What to produce: Which lines of the records contain "from"? Collect every one of them.

>>>>

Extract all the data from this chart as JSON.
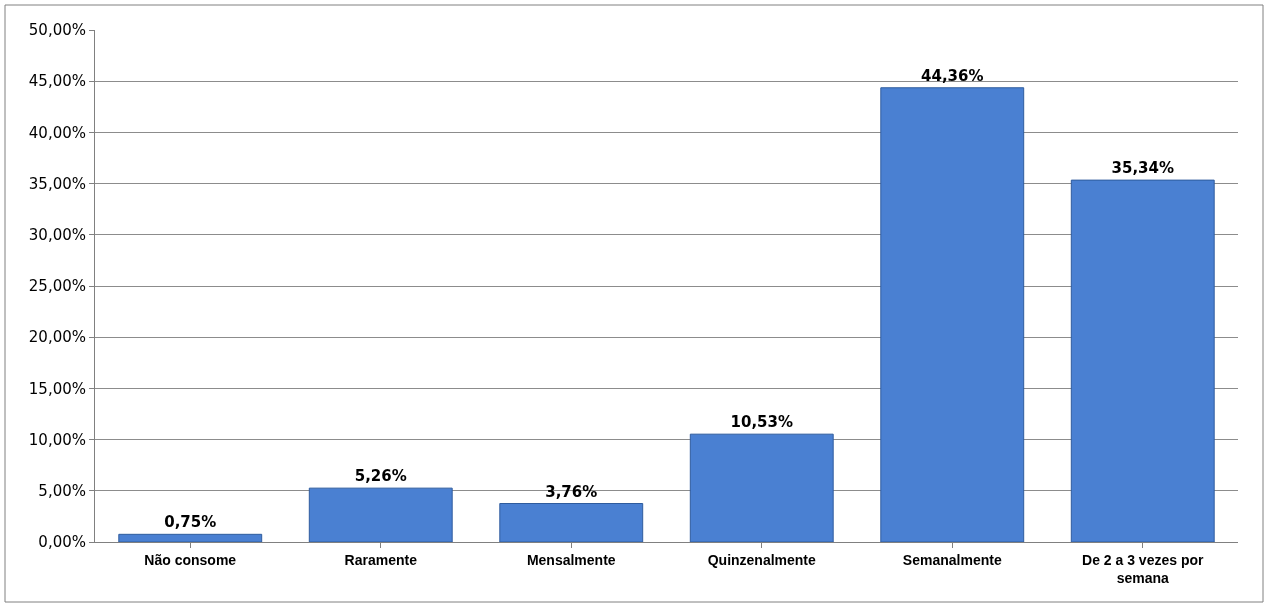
{
  "chart_data": {
    "type": "bar",
    "categories": [
      "Não consome",
      "Raramente",
      "Mensalmente",
      "Quinzenalmente",
      "Semanalmente",
      "De 2 a 3 vezes por semana"
    ],
    "values": [
      0.75,
      5.26,
      3.76,
      10.53,
      44.36,
      35.34
    ],
    "value_labels": [
      "0,75%",
      "5,26%",
      "3,76%",
      "10,53%",
      "44,36%",
      "35,34%"
    ],
    "color": "#4a80d2",
    "ylim": [
      0,
      50
    ],
    "yticks": [
      {
        "value": 0,
        "label": "0,00%"
      },
      {
        "value": 5,
        "label": "5,00%"
      },
      {
        "value": 10,
        "label": "10,00%"
      },
      {
        "value": 15,
        "label": "15,00%"
      },
      {
        "value": 20,
        "label": "20,00%"
      },
      {
        "value": 25,
        "label": "25,00%"
      },
      {
        "value": 30,
        "label": "30,00%"
      },
      {
        "value": 35,
        "label": "35,00%"
      },
      {
        "value": 40,
        "label": "40,00%"
      },
      {
        "value": 45,
        "label": "45,00%"
      },
      {
        "value": 50,
        "label": "50,00%"
      }
    ],
    "grid": "y"
  }
}
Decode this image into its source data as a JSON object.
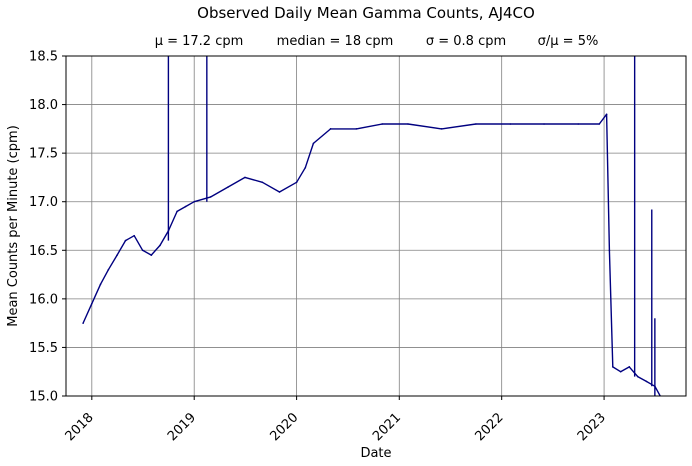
{
  "chart_data": {
    "type": "line",
    "title": "Observed Daily Mean Gamma Counts, AJ4CO",
    "subtitle": {
      "mean": "μ = 17.2 cpm",
      "median": "median = 18 cpm",
      "sigma": "σ = 0.8 cpm",
      "ratio": "σ/μ = 5%"
    },
    "xlabel": "Date",
    "ylabel": "Mean Counts per Minute (cpm)",
    "xlim": [
      "2017-10-01",
      "2023-10-20"
    ],
    "ylim": [
      15.0,
      18.5
    ],
    "x_ticks": [
      "2018",
      "2019",
      "2020",
      "2021",
      "2022",
      "2023"
    ],
    "y_ticks": [
      "15.0",
      "15.5",
      "16.0",
      "16.5",
      "17.0",
      "17.5",
      "18.0",
      "18.5"
    ],
    "grid": true,
    "line_color": "#000080",
    "series": [
      {
        "x": [
          "2017-12-01",
          "2018-01-01",
          "2018-02-01",
          "2018-03-01",
          "2018-04-01",
          "2018-05-01",
          "2018-06-01",
          "2018-07-01",
          "2018-08-01",
          "2018-09-01",
          "2018-10-01",
          "2018-11-01",
          "2018-12-01",
          "2019-01-01",
          "2019-03-01",
          "2019-05-01",
          "2019-07-01",
          "2019-09-01",
          "2019-11-01",
          "2020-01-01",
          "2020-02-01",
          "2020-03-01",
          "2020-05-01",
          "2020-08-01",
          "2020-11-01",
          "2021-02-01",
          "2021-06-01",
          "2021-10-01",
          "2022-02-01",
          "2022-06-01",
          "2022-10-01",
          "2022-12-15",
          "2023-01-10",
          "2023-01-20",
          "2023-02-01",
          "2023-03-01",
          "2023-04-01",
          "2023-05-01",
          "2023-06-01",
          "2023-07-01",
          "2023-07-20"
        ],
        "values": [
          15.75,
          15.95,
          16.15,
          16.3,
          16.45,
          16.6,
          16.65,
          16.5,
          16.45,
          16.55,
          16.7,
          16.9,
          16.95,
          17.0,
          17.05,
          17.15,
          17.25,
          17.2,
          17.1,
          17.2,
          17.35,
          17.6,
          17.75,
          17.75,
          17.8,
          17.8,
          17.75,
          17.8,
          17.8,
          17.8,
          17.8,
          17.8,
          17.9,
          16.5,
          15.3,
          15.25,
          15.3,
          15.2,
          15.15,
          15.1,
          15.0
        ]
      }
    ],
    "spikes": [
      {
        "x": "2018-10-01",
        "low": 16.6,
        "high": 18.5
      },
      {
        "x": "2019-02-15",
        "low": 17.0,
        "high": 18.5
      },
      {
        "x": "2023-04-20",
        "low": 15.2,
        "high": 18.5
      },
      {
        "x": "2023-06-20",
        "low": 15.1,
        "high": 16.92
      },
      {
        "x": "2023-07-01",
        "low": 15.0,
        "high": 15.8
      }
    ]
  }
}
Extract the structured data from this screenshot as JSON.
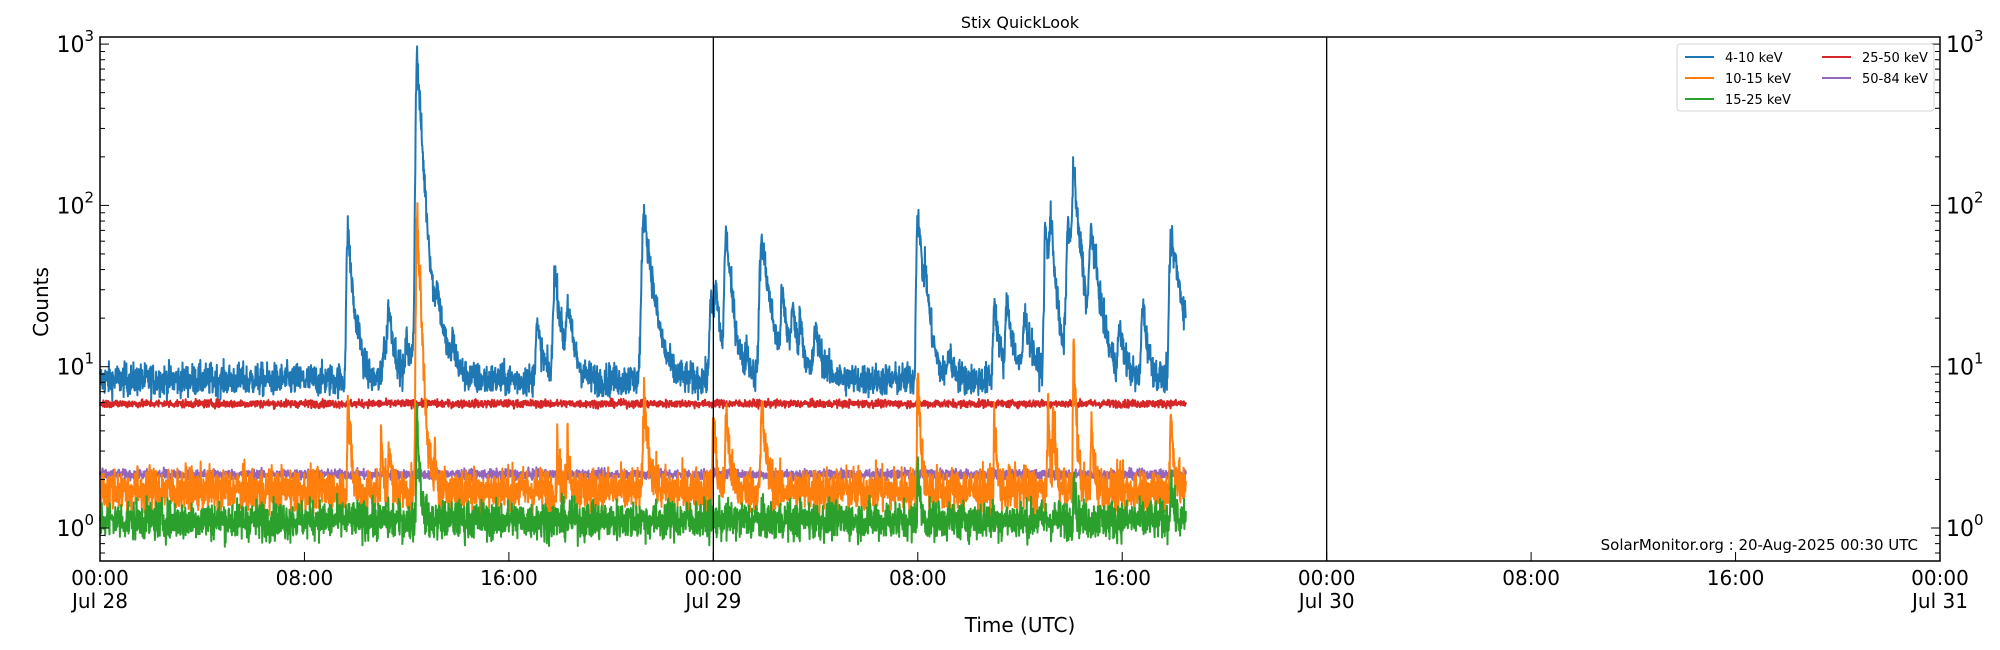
{
  "chart_data": {
    "type": "line",
    "title": "Stix QuickLook",
    "xlabel": "Time (UTC)",
    "ylabel": "Counts",
    "yscale": "log",
    "ylim": [
      0.6,
      1100
    ],
    "xlim_hours": [
      0,
      72
    ],
    "y_ticks": [
      {
        "label_base": "10",
        "label_exp": "0",
        "value": 1
      },
      {
        "label_base": "10",
        "label_exp": "1",
        "value": 10
      },
      {
        "label_base": "10",
        "label_exp": "2",
        "value": 100
      },
      {
        "label_base": "10",
        "label_exp": "3",
        "value": 1000
      }
    ],
    "x_ticks": [
      {
        "hour": 0,
        "time": "00:00",
        "date": "Jul 28"
      },
      {
        "hour": 8,
        "time": "08:00",
        "date": ""
      },
      {
        "hour": 16,
        "time": "16:00",
        "date": ""
      },
      {
        "hour": 24,
        "time": "00:00",
        "date": "Jul 29"
      },
      {
        "hour": 32,
        "time": "08:00",
        "date": ""
      },
      {
        "hour": 40,
        "time": "16:00",
        "date": ""
      },
      {
        "hour": 48,
        "time": "00:00",
        "date": "Jul 30"
      },
      {
        "hour": 56,
        "time": "08:00",
        "date": ""
      },
      {
        "hour": 64,
        "time": "16:00",
        "date": ""
      },
      {
        "hour": 72,
        "time": "00:00",
        "date": "Jul 31"
      }
    ],
    "day_boundaries_hours": [
      24,
      48
    ],
    "data_end_hour": 42.5,
    "grid": false,
    "legend": {
      "position": "upper right",
      "ncol": 2
    },
    "annotation": "SolarMonitor.org : 20-Aug-2025 00:30 UTC",
    "series": [
      {
        "name": "4-10 keV",
        "color": "#1f77b4",
        "baseline": 8.3,
        "noise": 0.05,
        "peaks": [
          {
            "hour": 9.7,
            "value": 72,
            "width": 0.12
          },
          {
            "hour": 10.1,
            "value": 13,
            "width": 0.1
          },
          {
            "hour": 11.1,
            "value": 14,
            "width": 0.1
          },
          {
            "hour": 11.3,
            "value": 22,
            "width": 0.15
          },
          {
            "hour": 12.0,
            "value": 14,
            "width": 0.12
          },
          {
            "hour": 12.4,
            "value": 800,
            "width": 0.1
          },
          {
            "hour": 12.45,
            "value": 85,
            "width": 0.25
          },
          {
            "hour": 13.2,
            "value": 20,
            "width": 0.15
          },
          {
            "hour": 13.8,
            "value": 13,
            "width": 0.1
          },
          {
            "hour": 17.1,
            "value": 18,
            "width": 0.15
          },
          {
            "hour": 17.8,
            "value": 40,
            "width": 0.15
          },
          {
            "hour": 18.3,
            "value": 22,
            "width": 0.15
          },
          {
            "hour": 21.2,
            "value": 14,
            "width": 0.15
          },
          {
            "hour": 21.3,
            "value": 85,
            "width": 0.2
          },
          {
            "hour": 23.9,
            "value": 28,
            "width": 0.12
          },
          {
            "hour": 24.1,
            "value": 26,
            "width": 0.12
          },
          {
            "hour": 24.5,
            "value": 65,
            "width": 0.15
          },
          {
            "hour": 25.3,
            "value": 12,
            "width": 0.1
          },
          {
            "hour": 25.9,
            "value": 62,
            "width": 0.2
          },
          {
            "hour": 26.7,
            "value": 25,
            "width": 0.15
          },
          {
            "hour": 27.1,
            "value": 20,
            "width": 0.15
          },
          {
            "hour": 27.4,
            "value": 17,
            "width": 0.1
          },
          {
            "hour": 28.0,
            "value": 16,
            "width": 0.2
          },
          {
            "hour": 32.0,
            "value": 98,
            "width": 0.12
          },
          {
            "hour": 32.3,
            "value": 25,
            "width": 0.15
          },
          {
            "hour": 33.2,
            "value": 12,
            "width": 0.15
          },
          {
            "hour": 35.0,
            "value": 26,
            "width": 0.12
          },
          {
            "hour": 35.5,
            "value": 25,
            "width": 0.15
          },
          {
            "hour": 36.2,
            "value": 20,
            "width": 0.2
          },
          {
            "hour": 37.0,
            "value": 72,
            "width": 0.12
          },
          {
            "hour": 37.2,
            "value": 70,
            "width": 0.12
          },
          {
            "hour": 37.9,
            "value": 75,
            "width": 0.2
          },
          {
            "hour": 38.1,
            "value": 138,
            "width": 0.12
          },
          {
            "hour": 38.4,
            "value": 22,
            "width": 0.12
          },
          {
            "hour": 38.8,
            "value": 65,
            "width": 0.2
          },
          {
            "hour": 39.9,
            "value": 16,
            "width": 0.15
          },
          {
            "hour": 40.8,
            "value": 25,
            "width": 0.12
          },
          {
            "hour": 41.9,
            "value": 55,
            "width": 0.12
          },
          {
            "hour": 42.1,
            "value": 30,
            "width": 0.4
          }
        ]
      },
      {
        "name": "10-15 keV",
        "color": "#ff7f0e",
        "baseline": 1.72,
        "noise": 0.07,
        "peaks": [
          {
            "hour": 9.7,
            "value": 6.5,
            "width": 0.06
          },
          {
            "hour": 11.0,
            "value": 3.5,
            "width": 0.05
          },
          {
            "hour": 11.3,
            "value": 3.8,
            "width": 0.05
          },
          {
            "hour": 12.4,
            "value": 93,
            "width": 0.08
          },
          {
            "hour": 13.1,
            "value": 2.7,
            "width": 0.05
          },
          {
            "hour": 17.9,
            "value": 3.3,
            "width": 0.06
          },
          {
            "hour": 18.3,
            "value": 3.6,
            "width": 0.06
          },
          {
            "hour": 21.3,
            "value": 6.5,
            "width": 0.1
          },
          {
            "hour": 24.0,
            "value": 5.5,
            "width": 0.06
          },
          {
            "hour": 24.5,
            "value": 5.5,
            "width": 0.08
          },
          {
            "hour": 25.9,
            "value": 5.5,
            "width": 0.1
          },
          {
            "hour": 32.0,
            "value": 10,
            "width": 0.06
          },
          {
            "hour": 35.0,
            "value": 5,
            "width": 0.05
          },
          {
            "hour": 37.1,
            "value": 6,
            "width": 0.05
          },
          {
            "hour": 37.3,
            "value": 5.5,
            "width": 0.05
          },
          {
            "hour": 38.1,
            "value": 13,
            "width": 0.06
          },
          {
            "hour": 38.8,
            "value": 4.5,
            "width": 0.06
          },
          {
            "hour": 41.9,
            "value": 4.8,
            "width": 0.08
          }
        ]
      },
      {
        "name": "15-25 keV",
        "color": "#2ca02c",
        "baseline": 1.12,
        "noise": 0.06,
        "peaks": [
          {
            "hour": 12.4,
            "value": 5.5,
            "width": 0.06
          },
          {
            "hour": 32.0,
            "value": 2.5,
            "width": 0.05
          },
          {
            "hour": 38.1,
            "value": 2.2,
            "width": 0.05
          },
          {
            "hour": 41.9,
            "value": 2.3,
            "width": 0.05
          }
        ]
      },
      {
        "name": "25-50 keV",
        "color": "#d62728",
        "baseline": 5.9,
        "noise": 0.012,
        "peaks": []
      },
      {
        "name": "50-84 keV",
        "color": "#9467bd",
        "baseline": 2.15,
        "noise": 0.015,
        "peaks": []
      }
    ]
  }
}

<<<<

Correct result:
Extract all the data from this chart as JSON.
Extract the structured data from this screenshot as JSON.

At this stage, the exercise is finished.